Records from a data collection:
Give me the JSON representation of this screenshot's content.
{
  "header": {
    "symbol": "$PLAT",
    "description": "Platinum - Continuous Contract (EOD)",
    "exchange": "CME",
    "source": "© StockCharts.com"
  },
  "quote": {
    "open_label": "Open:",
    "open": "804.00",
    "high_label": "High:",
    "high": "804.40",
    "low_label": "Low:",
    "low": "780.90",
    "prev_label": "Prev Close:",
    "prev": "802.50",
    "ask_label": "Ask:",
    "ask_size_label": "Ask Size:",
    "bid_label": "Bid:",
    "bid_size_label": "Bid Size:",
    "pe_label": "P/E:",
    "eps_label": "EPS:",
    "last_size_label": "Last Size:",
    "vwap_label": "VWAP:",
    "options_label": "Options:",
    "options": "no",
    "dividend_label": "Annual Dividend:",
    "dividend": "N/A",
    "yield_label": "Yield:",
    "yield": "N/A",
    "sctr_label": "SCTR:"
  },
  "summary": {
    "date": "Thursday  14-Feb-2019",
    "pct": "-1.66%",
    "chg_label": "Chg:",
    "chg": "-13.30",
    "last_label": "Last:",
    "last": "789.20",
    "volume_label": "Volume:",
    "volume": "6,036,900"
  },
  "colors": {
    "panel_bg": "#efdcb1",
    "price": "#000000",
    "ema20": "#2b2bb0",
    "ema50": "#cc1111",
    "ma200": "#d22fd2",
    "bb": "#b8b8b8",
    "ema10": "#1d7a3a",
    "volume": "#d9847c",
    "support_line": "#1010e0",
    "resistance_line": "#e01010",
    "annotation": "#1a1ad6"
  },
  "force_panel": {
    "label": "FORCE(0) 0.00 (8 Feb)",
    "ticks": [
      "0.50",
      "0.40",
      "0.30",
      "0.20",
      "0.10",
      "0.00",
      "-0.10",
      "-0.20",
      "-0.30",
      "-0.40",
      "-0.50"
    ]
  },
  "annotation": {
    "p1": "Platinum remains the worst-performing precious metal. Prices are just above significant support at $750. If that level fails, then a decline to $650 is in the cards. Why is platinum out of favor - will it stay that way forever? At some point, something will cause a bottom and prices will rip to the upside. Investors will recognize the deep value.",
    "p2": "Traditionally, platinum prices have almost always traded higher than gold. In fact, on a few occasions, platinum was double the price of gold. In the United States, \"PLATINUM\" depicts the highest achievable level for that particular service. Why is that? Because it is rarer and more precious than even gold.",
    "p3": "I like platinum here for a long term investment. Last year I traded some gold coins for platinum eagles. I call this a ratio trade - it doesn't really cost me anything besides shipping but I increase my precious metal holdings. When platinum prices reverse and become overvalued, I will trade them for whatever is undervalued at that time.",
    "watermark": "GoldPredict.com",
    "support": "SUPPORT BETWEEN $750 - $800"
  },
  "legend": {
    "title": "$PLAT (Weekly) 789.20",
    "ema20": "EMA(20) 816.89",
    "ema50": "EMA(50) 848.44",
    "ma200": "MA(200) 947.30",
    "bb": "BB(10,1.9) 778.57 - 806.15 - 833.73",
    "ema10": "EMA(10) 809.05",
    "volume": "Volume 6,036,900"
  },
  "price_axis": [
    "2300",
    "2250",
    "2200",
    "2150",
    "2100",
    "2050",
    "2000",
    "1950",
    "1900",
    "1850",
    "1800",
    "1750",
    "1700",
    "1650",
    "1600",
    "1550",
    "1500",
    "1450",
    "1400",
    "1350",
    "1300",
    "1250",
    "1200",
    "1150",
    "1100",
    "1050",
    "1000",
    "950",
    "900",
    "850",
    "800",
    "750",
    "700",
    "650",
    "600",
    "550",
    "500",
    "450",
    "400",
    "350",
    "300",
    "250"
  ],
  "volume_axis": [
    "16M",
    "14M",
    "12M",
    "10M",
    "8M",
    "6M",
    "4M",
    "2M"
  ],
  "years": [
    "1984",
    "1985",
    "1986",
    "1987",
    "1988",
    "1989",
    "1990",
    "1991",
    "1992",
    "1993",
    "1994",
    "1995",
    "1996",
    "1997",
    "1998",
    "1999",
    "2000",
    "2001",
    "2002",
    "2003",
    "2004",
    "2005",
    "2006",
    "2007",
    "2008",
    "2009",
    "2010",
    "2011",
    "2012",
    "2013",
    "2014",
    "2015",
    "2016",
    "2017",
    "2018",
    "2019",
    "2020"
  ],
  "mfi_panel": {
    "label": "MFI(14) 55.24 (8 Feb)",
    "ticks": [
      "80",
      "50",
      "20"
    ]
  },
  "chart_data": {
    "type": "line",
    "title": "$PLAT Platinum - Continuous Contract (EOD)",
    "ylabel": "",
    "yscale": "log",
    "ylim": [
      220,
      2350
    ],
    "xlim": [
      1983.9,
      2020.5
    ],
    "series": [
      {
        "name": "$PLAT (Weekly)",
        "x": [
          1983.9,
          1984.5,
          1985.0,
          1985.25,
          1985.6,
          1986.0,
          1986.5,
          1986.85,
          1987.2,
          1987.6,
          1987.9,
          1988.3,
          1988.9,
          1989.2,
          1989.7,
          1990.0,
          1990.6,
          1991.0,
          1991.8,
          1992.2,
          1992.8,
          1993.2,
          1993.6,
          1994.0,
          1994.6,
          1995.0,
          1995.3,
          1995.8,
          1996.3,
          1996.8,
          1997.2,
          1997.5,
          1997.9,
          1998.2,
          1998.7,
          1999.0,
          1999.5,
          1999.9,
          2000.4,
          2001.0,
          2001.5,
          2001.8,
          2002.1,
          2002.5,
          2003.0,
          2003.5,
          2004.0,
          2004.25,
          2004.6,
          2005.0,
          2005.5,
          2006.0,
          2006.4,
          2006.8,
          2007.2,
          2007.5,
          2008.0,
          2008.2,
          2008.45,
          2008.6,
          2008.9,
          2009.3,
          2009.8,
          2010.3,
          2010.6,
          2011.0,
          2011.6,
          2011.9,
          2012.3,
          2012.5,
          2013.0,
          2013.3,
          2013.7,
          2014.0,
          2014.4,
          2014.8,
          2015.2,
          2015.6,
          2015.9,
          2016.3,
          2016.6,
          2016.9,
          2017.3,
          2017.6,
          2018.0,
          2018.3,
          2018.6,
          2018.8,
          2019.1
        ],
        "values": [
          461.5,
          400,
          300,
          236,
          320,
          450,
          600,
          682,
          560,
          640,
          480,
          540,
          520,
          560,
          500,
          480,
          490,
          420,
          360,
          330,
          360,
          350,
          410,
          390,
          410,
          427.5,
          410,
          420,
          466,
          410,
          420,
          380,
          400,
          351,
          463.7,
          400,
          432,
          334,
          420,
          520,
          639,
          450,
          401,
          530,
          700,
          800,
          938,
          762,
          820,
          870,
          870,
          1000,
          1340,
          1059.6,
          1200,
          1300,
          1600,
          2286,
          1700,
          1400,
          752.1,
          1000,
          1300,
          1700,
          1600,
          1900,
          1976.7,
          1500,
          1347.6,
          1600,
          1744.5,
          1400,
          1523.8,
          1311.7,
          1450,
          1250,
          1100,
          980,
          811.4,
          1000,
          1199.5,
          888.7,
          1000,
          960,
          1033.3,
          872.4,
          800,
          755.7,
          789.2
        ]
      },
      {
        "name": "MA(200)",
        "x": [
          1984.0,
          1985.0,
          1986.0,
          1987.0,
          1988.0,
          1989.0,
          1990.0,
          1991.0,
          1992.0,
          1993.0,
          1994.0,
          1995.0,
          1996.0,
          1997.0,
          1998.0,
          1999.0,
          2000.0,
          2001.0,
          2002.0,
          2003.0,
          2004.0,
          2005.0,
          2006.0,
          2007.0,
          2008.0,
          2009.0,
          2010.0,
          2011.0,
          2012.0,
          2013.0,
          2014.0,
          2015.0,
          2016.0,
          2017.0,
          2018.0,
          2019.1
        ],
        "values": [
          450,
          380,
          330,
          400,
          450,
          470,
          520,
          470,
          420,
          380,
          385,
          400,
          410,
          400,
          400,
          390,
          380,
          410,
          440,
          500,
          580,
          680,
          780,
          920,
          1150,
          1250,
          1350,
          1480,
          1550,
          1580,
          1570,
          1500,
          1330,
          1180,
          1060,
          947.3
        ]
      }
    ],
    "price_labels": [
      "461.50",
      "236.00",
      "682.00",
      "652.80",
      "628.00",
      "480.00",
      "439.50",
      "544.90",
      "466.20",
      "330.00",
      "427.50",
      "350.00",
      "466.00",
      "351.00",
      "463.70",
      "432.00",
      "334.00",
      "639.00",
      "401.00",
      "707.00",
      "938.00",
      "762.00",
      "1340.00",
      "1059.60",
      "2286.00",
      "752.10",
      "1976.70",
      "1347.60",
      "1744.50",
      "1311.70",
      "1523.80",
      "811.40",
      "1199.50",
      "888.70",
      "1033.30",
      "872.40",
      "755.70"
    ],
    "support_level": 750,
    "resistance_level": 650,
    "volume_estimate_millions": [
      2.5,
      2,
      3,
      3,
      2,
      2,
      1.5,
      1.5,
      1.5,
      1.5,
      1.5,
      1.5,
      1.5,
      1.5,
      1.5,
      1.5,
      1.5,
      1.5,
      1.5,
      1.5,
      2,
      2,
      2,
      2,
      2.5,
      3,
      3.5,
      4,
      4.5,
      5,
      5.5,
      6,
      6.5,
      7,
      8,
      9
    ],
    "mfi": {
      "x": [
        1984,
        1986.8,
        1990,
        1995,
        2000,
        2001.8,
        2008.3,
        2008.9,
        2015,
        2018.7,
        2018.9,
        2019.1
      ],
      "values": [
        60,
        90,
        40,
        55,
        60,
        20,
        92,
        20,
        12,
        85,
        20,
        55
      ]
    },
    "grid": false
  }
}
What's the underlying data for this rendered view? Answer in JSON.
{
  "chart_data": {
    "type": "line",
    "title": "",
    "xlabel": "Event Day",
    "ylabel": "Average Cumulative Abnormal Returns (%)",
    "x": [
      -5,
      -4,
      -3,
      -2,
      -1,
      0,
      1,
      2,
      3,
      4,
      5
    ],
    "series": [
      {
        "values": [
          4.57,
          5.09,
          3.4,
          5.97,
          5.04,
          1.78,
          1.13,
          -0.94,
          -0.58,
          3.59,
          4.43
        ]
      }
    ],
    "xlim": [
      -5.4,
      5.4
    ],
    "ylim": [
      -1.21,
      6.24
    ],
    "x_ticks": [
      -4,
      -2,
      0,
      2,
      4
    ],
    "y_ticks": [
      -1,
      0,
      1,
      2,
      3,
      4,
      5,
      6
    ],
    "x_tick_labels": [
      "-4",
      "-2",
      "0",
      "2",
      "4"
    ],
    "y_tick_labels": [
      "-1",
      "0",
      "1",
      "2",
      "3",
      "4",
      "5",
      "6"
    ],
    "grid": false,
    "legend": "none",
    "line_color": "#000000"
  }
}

- Written instruction -
Gather every line from the listing above in which the word "Contract" appears.

- Written response -
    "description": "Platinum - Continuous Contract (EOD)",
    "title": "$PLAT Platinum - Continuous Contract (EOD)",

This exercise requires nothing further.